[Record list]
--- Begin ---
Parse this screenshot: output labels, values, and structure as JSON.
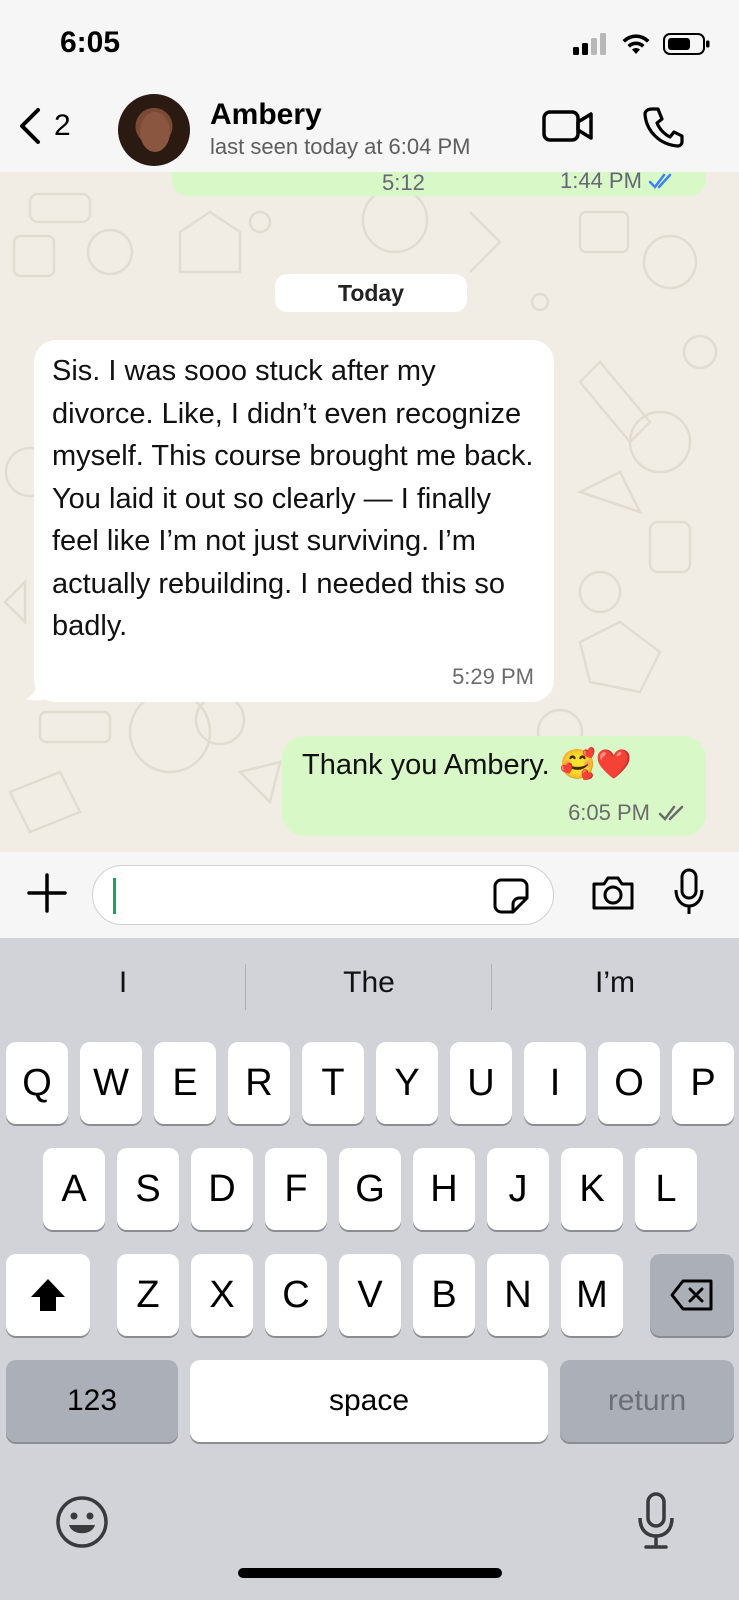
{
  "status_bar": {
    "time": "6:05"
  },
  "header": {
    "back_count": "2",
    "contact_name": "Ambery",
    "last_seen": "last seen today at 6:04 PM"
  },
  "chat": {
    "previous": {
      "duration": "5:12",
      "time": "1:44 PM"
    },
    "date_label": "Today",
    "messages": [
      {
        "direction": "incoming",
        "text": "Sis. I was sooo stuck after my divorce. Like, I didn’t even recognize myself. This course brought me back. You laid it out so clearly — I finally feel like I’m not just surviving. I’m actually rebuilding. I needed this so badly.",
        "time": "5:29 PM"
      },
      {
        "direction": "outgoing",
        "text": "Thank you Ambery.",
        "emoji": "🥰❤️",
        "time": "6:05 PM"
      }
    ]
  },
  "input": {
    "placeholder": ""
  },
  "keyboard": {
    "suggestions": [
      "I",
      "The",
      "I’m"
    ],
    "row1": [
      "Q",
      "W",
      "E",
      "R",
      "T",
      "Y",
      "U",
      "I",
      "O",
      "P"
    ],
    "row2": [
      "A",
      "S",
      "D",
      "F",
      "G",
      "H",
      "J",
      "K",
      "L"
    ],
    "row3": [
      "Z",
      "X",
      "C",
      "V",
      "B",
      "N",
      "M"
    ],
    "numbers_label": "123",
    "space_label": "space",
    "return_label": "return"
  },
  "colors": {
    "outgoing_bubble": "#d9f8c8",
    "incoming_bubble": "#ffffff",
    "read_tick": "#3b82f6",
    "caret": "#1aa35d"
  }
}
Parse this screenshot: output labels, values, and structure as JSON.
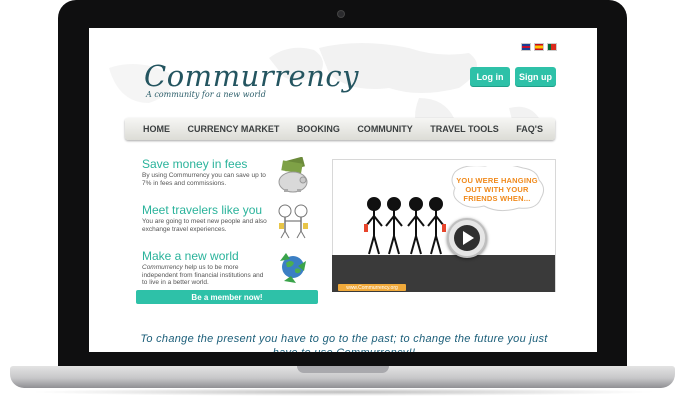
{
  "header": {
    "logo_main": "Commurrency",
    "logo_sub": "A community for a new world",
    "login_label": "Log in",
    "signup_label": "Sign up"
  },
  "nav": {
    "items": [
      "HOME",
      "CURRENCY MARKET",
      "BOOKING",
      "COMMUNITY",
      "TRAVEL TOOLS",
      "FAQ'S"
    ]
  },
  "panels": [
    {
      "title": "Save money in fees",
      "text": "By using Commurrency you can save up to 7% in fees and commissions.",
      "icon": "piggy-bank-icon"
    },
    {
      "title": "Meet travelers like you",
      "text": "You are going to meet new people and also exchange travel experiences.",
      "icon": "people-icon"
    },
    {
      "title": "Make a new world",
      "text_italic": "Commurrency",
      "text": " help us to be more independent from financial institutions and to live in a better world.",
      "icon": "recycle-globe-icon"
    }
  ],
  "member_button": "Be a member now!",
  "video": {
    "speech": "YOU WERE HANGING OUT WITH YOUR FRIENDS WHEN...",
    "url_label": "www.Commurrency.org"
  },
  "tagline": "To change the present  you have to go to the past; to change the future  you  just have to use Commurrency!!",
  "colors": {
    "accent": "#2ec1a8",
    "logo": "#245560",
    "tagline": "#1b5e79",
    "speech": "#f08a1c"
  }
}
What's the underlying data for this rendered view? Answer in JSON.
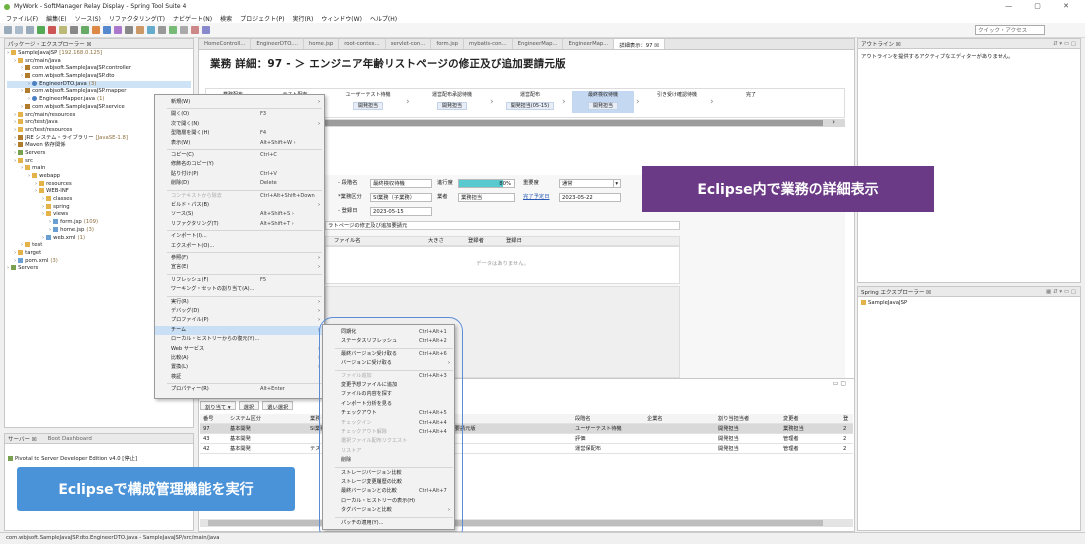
{
  "window": {
    "title": "MyWork - SoftManager Relay Display - Spring Tool Suite 4",
    "controls": "—  ▢  ✕"
  },
  "menubar": [
    "ファイル(F)",
    "編集(E)",
    "ソース(S)",
    "リファクタリング(T)",
    "ナビゲート(N)",
    "検索",
    "プロジェクト(P)",
    "実行(R)",
    "ウィンドウ(W)",
    "ヘルプ(H)"
  ],
  "toolbar": {
    "quick_access_placeholder": "クイック・アクセス"
  },
  "package_explorer": {
    "tab": "パッケージ・エクスプローラー ☒",
    "items": [
      {
        "indent": 0,
        "icon": "project",
        "label": "SampleJavaJSP",
        "extra": "[192.168.0.125]"
      },
      {
        "indent": 1,
        "icon": "fold",
        "label": "src/main/java"
      },
      {
        "indent": 2,
        "icon": "pkg",
        "label": "com.wbjsoft.SampleJavaJSP.controller"
      },
      {
        "indent": 2,
        "icon": "pkg",
        "label": "com.wbjsoft.SampleJavaJSP.dto"
      },
      {
        "indent": 3,
        "icon": "java",
        "label": "EngineerDTO.java",
        "extra": "(3)",
        "selected": true
      },
      {
        "indent": 2,
        "icon": "pkg",
        "label": "com.wbjsoft.SampleJavaJSP.mapper"
      },
      {
        "indent": 3,
        "icon": "java",
        "label": "EngineerMapper.java",
        "extra": "(1)"
      },
      {
        "indent": 2,
        "icon": "pkg",
        "label": "com.wbjsoft.SampleJavaJSP.service"
      },
      {
        "indent": 1,
        "icon": "fold",
        "label": "src/main/resources"
      },
      {
        "indent": 1,
        "icon": "fold",
        "label": "src/test/java"
      },
      {
        "indent": 1,
        "icon": "fold",
        "label": "src/test/resources"
      },
      {
        "indent": 1,
        "icon": "pkg",
        "label": "JRE システム・ライブラリー",
        "extra": "[JavaSE-1.8]"
      },
      {
        "indent": 1,
        "icon": "pkg",
        "label": "Maven 依存関係"
      },
      {
        "indent": 1,
        "icon": "srv",
        "label": "Servers"
      },
      {
        "indent": 1,
        "icon": "fold",
        "label": "src"
      },
      {
        "indent": 2,
        "icon": "fold",
        "label": "main"
      },
      {
        "indent": 3,
        "icon": "fold",
        "label": "webapp"
      },
      {
        "indent": 4,
        "icon": "fold",
        "label": "resources"
      },
      {
        "indent": 4,
        "icon": "fold",
        "label": "WEB-INF"
      },
      {
        "indent": 5,
        "icon": "fold",
        "label": "classes"
      },
      {
        "indent": 5,
        "icon": "fold",
        "label": "spring"
      },
      {
        "indent": 5,
        "icon": "fold",
        "label": "views"
      },
      {
        "indent": 6,
        "icon": "jsp",
        "label": "form.jsp",
        "extra": "(109)"
      },
      {
        "indent": 6,
        "icon": "jsp",
        "label": "home.jsp",
        "extra": "(3)"
      },
      {
        "indent": 5,
        "icon": "jsp",
        "label": "web.xml",
        "extra": "(1)"
      },
      {
        "indent": 2,
        "icon": "fold",
        "label": "test"
      },
      {
        "indent": 1,
        "icon": "fold",
        "label": "target"
      },
      {
        "indent": 1,
        "icon": "jsp",
        "label": "pom.xml",
        "extra": "(3)"
      },
      {
        "indent": 0,
        "icon": "srv",
        "label": "Servers"
      }
    ]
  },
  "servers_panel": {
    "tab": "サーバー ☒",
    "tab2": "Boot Dashboard",
    "item": "Pivotal tc Server Developer Edition v4.0 [停止]"
  },
  "editor": {
    "tabs": [
      "HomeControll...",
      "EngineerDTO....",
      "home.jsp",
      "root-contex...",
      "servlet-con...",
      "form.jsp",
      "mybatis-con...",
      "EngineerMap...",
      "EngineerMap...",
      "詳細表示：97 ☒"
    ],
    "doc_title": "業務 詳細：97 - ＞ エンジニア年齢リストページの修正及び追加要請元版",
    "steps": [
      {
        "title": "業務配布",
        "badge": ""
      },
      {
        "title": "テスト配布",
        "badge": ""
      },
      {
        "title": "ユーザーテスト待機",
        "badge": "開発担当"
      },
      {
        "title": "運営配布承認待機",
        "badge": "開発担当"
      },
      {
        "title": "運営配布",
        "badge": "開発担当(05-15)"
      },
      {
        "title": "最終検収待機",
        "badge": "開発担当",
        "current": true
      },
      {
        "title": "引き受け確認待機",
        "badge": ""
      },
      {
        "title": "完了",
        "badge": ""
      }
    ],
    "form": {
      "l_group": "- 段階名",
      "v_group": "最終検収待機",
      "l_progress": "進行度",
      "v_progress": "80%",
      "progress_frac": 0.8,
      "l_priority": "重要度",
      "v_priority": "通常",
      "l_kind": "*業務区分",
      "v_kind": "SI業務（子業務）",
      "l_owner": "業者",
      "v_owner": "業務担当",
      "l_done": "完了予定日",
      "v_done": "2023-05-22",
      "l_reg": "- 登録日",
      "v_reg": "2023-05-15",
      "desc": "ラトページの修正及び追加要請元",
      "file_h1": "ファイル名",
      "file_h2": "大きさ",
      "file_h3": "登録者",
      "file_h4": "登録日",
      "empty": "データはありません。"
    }
  },
  "context_menu": [
    {
      "label": "新規(W)",
      "submenu": true
    },
    {
      "sep": true
    },
    {
      "label": "開く(O)",
      "sc": "F3"
    },
    {
      "label": "次で開く(N)",
      "submenu": true
    },
    {
      "label": "型階層を開く(H)",
      "sc": "F4"
    },
    {
      "label": "表示(W)",
      "sc": "Alt+Shift+W ›"
    },
    {
      "sep": true
    },
    {
      "label": "コピー(C)",
      "sc": "Ctrl+C"
    },
    {
      "label": "修飾名のコピー(Y)"
    },
    {
      "label": "貼り付け(P)",
      "sc": "Ctrl+V"
    },
    {
      "label": "削除(D)",
      "sc": "Delete"
    },
    {
      "sep": true
    },
    {
      "label": "コンテキストから除去",
      "sc": "Ctrl+Alt+Shift+Down",
      "dis": true
    },
    {
      "label": "ビルド・パス(B)",
      "submenu": true
    },
    {
      "label": "ソース(S)",
      "sc": "Alt+Shift+S ›"
    },
    {
      "label": "リファクタリング(T)",
      "sc": "Alt+Shift+T ›"
    },
    {
      "sep": true
    },
    {
      "label": "インポート(I)..."
    },
    {
      "label": "エクスポート(O)..."
    },
    {
      "sep": true
    },
    {
      "label": "参照(F)",
      "submenu": true
    },
    {
      "label": "宣言(E)",
      "submenu": true
    },
    {
      "sep": true
    },
    {
      "label": "リフレッシュ(F)",
      "sc": "F5"
    },
    {
      "label": "ワーキング・セットの割り当て(A)..."
    },
    {
      "sep": true
    },
    {
      "label": "実行(R)",
      "submenu": true
    },
    {
      "label": "デバッグ(D)",
      "submenu": true
    },
    {
      "label": "プロファイル(P)",
      "submenu": true
    },
    {
      "label": "チーム",
      "submenu": true,
      "hl": true
    },
    {
      "label": "ローカル・ヒストリーからの復元(Y)..."
    },
    {
      "label": "Web サービス",
      "submenu": true
    },
    {
      "label": "比較(A)",
      "submenu": true
    },
    {
      "label": "置換(L)",
      "submenu": true
    },
    {
      "label": "検証"
    },
    {
      "sep": true
    },
    {
      "label": "プロパティー(R)",
      "sc": "Alt+Enter"
    }
  ],
  "team_submenu": [
    {
      "label": "同期化",
      "sc": "Ctrl+Alt+1"
    },
    {
      "label": "ステータスリフレッシュ",
      "sc": "Ctrl+Alt+2"
    },
    {
      "sep": true
    },
    {
      "label": "最終バージョン受け取る",
      "sc": "Ctrl+Alt+6"
    },
    {
      "label": "バージョンに受け取る",
      "submenu": true
    },
    {
      "sep": true
    },
    {
      "label": "ファイル追加",
      "sc": "Ctrl+Alt+3",
      "dis": true
    },
    {
      "label": "変更予想ファイルに追加"
    },
    {
      "label": "ファイルの内容を探す"
    },
    {
      "label": "インポート分析を見る"
    },
    {
      "label": "チェックアウト",
      "sc": "Ctrl+Alt+5"
    },
    {
      "label": "チェックイン",
      "sc": "Ctrl+Alt+4",
      "dis": true
    },
    {
      "label": "チェックアウト解除",
      "sc": "Ctrl+Alt+4",
      "dis": true
    },
    {
      "label": "選択ファイル配布リクエスト",
      "dis": true
    },
    {
      "label": "リストア",
      "dis": true
    },
    {
      "label": "削除"
    },
    {
      "sep": true
    },
    {
      "label": "ストレージバージョン比較"
    },
    {
      "label": "ストレージ変更履歴の比較"
    },
    {
      "label": "最終バージョンとの比較",
      "sc": "Ctrl+Alt+7"
    },
    {
      "label": "ローカル・ヒストリーの表示(H)"
    },
    {
      "label": "タグバージョンと比較",
      "submenu": true
    },
    {
      "sep": true
    },
    {
      "label": "パッチの適用(Y)..."
    }
  ],
  "outline": {
    "tab": "アウトライン ☒",
    "msg": "アウトラインを提供するアクティブなエディターがありません。"
  },
  "spring_explorer": {
    "tab": "Spring エクスプローラー ☒",
    "item": "SampleJavaJSP"
  },
  "bottom_table": {
    "toolbar": [
      "割り当て ▾",
      "選択",
      "選い選択"
    ],
    "headers": [
      "番号",
      "システム区分",
      "業務",
      "段階名",
      "企業名",
      "割り当担当者",
      "変更者",
      "登"
    ],
    "rows": [
      [
        "97",
        "基本開発",
        "SI業務（子業務）エンジニア年齢リストページの修正及び追加要請元版",
        "ユーザーテスト待機",
        "",
        "開発担当",
        "業務担当",
        "2"
      ],
      [
        "43",
        "基本開発",
        "",
        "評価",
        "",
        "開発担当",
        "管理者",
        "2"
      ],
      [
        "42",
        "基本開発",
        "テスト",
        "運営保配布",
        "",
        "開発担当",
        "管理者",
        "2"
      ]
    ]
  },
  "banners": {
    "right": "Eclipse内で業務の詳細表示",
    "left": "Eclipseで構成管理機能を実行"
  },
  "status": "com.wbjsoft.SampleJavaJSP.dto.EngineerDTO.java - SampleJavaJSP/src/main/java"
}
--- End ---
[Set task]
Tally the lines of the records holding the word "ローカル", then give only the resulting number.

[Written answer]
2